::: EXERCISE INPUT

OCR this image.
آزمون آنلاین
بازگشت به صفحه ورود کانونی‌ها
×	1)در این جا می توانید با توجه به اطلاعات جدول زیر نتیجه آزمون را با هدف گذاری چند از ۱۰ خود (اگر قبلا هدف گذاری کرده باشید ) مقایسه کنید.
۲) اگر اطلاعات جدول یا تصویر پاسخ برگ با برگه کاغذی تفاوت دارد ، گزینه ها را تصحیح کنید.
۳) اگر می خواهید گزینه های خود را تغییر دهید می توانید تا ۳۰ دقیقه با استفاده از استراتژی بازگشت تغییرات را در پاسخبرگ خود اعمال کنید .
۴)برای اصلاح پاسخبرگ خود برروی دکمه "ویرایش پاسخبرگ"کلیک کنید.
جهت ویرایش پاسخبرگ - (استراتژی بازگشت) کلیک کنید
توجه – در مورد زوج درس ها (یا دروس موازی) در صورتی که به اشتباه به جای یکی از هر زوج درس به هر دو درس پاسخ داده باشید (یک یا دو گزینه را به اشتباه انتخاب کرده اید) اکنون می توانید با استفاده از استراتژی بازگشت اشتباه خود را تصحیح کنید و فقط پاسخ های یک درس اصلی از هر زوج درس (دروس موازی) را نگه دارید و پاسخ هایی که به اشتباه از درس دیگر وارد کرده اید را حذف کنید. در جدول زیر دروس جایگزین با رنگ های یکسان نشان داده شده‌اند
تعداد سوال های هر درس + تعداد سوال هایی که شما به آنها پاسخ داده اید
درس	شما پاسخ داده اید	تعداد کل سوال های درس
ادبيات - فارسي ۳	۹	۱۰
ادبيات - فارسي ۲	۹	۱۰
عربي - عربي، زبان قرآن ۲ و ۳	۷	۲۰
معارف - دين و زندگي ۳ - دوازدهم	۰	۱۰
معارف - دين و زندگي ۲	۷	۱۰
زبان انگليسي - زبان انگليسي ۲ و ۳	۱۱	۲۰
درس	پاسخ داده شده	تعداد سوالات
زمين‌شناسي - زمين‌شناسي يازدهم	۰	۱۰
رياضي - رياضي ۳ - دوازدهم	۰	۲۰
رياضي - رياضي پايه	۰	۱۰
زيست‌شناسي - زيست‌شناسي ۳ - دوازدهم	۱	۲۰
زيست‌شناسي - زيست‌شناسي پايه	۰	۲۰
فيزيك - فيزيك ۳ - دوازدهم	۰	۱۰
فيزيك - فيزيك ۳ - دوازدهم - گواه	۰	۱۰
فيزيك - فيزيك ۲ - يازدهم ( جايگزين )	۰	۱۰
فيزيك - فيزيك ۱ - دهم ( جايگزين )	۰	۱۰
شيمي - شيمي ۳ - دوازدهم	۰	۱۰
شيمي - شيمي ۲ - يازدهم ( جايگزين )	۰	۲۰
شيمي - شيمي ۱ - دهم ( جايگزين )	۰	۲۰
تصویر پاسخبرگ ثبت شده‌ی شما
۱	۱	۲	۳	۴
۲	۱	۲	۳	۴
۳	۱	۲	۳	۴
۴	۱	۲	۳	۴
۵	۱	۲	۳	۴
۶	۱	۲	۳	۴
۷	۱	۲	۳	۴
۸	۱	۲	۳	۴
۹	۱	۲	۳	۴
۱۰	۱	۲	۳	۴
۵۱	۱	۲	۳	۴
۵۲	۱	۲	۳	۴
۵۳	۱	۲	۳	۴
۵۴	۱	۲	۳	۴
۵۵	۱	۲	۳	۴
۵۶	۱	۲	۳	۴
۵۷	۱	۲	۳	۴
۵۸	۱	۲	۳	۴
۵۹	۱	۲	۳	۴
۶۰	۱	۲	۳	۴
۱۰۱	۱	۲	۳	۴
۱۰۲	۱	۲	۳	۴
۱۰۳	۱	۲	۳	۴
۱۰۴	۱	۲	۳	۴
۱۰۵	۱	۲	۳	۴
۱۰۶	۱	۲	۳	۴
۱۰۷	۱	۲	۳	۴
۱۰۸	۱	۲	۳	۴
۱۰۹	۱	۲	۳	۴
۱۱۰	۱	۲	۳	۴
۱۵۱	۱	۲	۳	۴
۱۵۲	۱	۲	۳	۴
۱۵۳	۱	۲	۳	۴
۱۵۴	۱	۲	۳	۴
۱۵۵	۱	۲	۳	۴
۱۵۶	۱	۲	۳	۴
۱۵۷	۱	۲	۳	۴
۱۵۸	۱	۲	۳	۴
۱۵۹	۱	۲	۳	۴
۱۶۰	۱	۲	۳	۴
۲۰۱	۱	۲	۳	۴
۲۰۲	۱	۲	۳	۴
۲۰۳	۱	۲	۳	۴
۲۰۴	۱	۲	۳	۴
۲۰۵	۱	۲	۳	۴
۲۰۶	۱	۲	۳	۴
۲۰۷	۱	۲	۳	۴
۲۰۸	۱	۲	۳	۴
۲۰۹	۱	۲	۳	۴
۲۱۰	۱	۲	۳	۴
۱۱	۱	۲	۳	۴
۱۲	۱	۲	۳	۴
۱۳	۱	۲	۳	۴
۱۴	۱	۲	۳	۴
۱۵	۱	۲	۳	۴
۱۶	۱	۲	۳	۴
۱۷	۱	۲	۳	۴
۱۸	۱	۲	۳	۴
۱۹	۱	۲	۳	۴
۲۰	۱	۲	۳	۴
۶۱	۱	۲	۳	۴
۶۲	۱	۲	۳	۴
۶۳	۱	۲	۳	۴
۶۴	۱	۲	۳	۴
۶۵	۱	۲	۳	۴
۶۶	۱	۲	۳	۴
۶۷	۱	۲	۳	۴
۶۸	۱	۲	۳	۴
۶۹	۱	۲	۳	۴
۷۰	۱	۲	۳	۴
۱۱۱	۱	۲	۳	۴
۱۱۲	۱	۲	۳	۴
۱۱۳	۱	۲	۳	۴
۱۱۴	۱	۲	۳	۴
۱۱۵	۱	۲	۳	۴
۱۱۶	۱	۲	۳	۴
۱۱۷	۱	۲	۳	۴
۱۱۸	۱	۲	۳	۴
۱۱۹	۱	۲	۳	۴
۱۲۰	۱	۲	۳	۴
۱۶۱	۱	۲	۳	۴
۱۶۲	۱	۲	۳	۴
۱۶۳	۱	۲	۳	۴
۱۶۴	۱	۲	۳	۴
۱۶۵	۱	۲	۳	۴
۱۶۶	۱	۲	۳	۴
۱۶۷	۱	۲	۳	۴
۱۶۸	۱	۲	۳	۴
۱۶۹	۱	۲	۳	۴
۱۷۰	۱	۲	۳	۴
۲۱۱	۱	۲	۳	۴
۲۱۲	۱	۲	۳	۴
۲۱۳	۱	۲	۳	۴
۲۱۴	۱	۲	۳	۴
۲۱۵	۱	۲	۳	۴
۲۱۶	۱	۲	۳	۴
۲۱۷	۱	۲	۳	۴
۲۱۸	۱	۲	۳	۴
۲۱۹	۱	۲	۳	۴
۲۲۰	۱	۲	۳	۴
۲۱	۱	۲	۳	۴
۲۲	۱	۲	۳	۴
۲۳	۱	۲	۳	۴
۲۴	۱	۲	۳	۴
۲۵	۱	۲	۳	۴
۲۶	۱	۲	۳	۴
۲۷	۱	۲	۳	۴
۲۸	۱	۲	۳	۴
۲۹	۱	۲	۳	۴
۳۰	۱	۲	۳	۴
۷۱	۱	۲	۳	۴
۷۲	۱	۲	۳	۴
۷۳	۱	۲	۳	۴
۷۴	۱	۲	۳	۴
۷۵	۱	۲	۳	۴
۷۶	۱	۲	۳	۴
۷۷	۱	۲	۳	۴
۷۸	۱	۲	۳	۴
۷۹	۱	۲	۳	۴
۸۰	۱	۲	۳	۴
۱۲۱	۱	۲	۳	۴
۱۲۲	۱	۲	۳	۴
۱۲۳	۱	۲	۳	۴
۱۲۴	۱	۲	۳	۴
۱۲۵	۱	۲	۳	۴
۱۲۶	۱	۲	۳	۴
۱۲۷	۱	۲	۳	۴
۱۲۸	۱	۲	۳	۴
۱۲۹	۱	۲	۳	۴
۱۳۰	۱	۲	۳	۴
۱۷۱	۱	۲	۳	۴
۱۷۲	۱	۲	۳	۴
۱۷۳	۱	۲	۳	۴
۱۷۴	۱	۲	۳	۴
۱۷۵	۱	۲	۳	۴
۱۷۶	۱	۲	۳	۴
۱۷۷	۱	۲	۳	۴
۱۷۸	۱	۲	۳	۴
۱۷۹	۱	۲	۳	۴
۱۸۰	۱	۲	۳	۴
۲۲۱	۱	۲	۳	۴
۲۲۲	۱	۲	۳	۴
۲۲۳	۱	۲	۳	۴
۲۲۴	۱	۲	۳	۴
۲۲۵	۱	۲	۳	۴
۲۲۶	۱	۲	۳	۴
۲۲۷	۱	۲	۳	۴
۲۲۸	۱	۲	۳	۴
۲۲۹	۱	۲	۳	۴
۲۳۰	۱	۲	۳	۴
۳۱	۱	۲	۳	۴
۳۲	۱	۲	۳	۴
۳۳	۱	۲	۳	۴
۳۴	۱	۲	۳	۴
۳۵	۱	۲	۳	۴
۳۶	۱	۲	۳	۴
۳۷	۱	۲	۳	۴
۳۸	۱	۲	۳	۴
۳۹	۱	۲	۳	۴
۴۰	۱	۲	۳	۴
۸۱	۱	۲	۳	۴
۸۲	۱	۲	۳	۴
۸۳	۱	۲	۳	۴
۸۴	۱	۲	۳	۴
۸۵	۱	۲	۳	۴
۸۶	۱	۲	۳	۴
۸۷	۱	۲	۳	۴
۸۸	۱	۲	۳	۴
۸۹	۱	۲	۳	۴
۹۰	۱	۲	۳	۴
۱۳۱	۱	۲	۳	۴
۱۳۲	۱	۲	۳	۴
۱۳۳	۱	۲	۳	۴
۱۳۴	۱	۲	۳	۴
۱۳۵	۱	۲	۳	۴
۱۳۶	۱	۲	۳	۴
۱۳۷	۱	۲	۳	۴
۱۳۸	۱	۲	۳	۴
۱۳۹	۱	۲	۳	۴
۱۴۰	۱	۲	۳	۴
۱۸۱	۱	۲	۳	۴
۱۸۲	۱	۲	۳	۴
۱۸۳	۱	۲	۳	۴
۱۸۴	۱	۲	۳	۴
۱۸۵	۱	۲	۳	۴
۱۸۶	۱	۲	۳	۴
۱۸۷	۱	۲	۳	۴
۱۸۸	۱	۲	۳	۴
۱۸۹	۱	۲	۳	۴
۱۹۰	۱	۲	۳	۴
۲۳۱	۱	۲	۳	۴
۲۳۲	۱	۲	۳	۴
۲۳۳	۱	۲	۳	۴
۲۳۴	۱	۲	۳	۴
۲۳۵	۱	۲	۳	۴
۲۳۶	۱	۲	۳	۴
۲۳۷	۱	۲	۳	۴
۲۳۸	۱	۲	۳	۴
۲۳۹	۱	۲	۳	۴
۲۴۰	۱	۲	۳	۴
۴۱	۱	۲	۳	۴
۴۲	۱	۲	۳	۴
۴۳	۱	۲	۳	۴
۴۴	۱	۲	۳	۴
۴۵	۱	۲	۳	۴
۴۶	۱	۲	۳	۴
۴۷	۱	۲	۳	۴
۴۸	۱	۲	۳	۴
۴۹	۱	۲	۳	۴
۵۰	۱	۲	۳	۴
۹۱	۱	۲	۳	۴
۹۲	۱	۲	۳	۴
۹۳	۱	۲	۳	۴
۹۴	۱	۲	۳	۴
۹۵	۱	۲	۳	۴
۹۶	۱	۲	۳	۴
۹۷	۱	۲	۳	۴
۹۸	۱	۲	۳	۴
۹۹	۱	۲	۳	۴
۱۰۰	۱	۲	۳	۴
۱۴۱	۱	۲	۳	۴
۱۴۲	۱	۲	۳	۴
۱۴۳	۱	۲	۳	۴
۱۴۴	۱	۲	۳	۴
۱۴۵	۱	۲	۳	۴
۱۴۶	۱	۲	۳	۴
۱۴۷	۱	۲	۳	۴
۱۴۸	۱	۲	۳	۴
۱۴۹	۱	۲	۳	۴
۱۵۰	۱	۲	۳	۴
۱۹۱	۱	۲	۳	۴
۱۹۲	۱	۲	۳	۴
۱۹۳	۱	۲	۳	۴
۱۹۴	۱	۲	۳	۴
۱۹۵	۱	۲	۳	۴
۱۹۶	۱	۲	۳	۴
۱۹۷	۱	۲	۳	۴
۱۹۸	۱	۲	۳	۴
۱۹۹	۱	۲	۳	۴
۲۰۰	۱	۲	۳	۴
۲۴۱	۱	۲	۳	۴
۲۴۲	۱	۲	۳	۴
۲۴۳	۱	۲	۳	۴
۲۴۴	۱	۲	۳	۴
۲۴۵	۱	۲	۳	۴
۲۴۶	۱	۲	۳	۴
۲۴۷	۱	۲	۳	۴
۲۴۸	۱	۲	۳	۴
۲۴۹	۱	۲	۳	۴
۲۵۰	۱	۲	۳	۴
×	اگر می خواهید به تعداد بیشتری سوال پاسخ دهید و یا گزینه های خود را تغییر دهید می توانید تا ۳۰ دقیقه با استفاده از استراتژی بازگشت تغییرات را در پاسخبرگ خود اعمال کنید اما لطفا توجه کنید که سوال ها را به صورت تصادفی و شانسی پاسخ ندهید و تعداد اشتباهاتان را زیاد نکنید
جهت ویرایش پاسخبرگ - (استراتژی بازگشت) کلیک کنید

::::::

## PROBLEM DETAILS:
Pick each line holding the word "رياضي" out of the listing.

## RESPONSE:
رياضي - رياضي ۳ - دوازدهم	۰	۲۰
رياضي - رياضي پايه	۰	۱۰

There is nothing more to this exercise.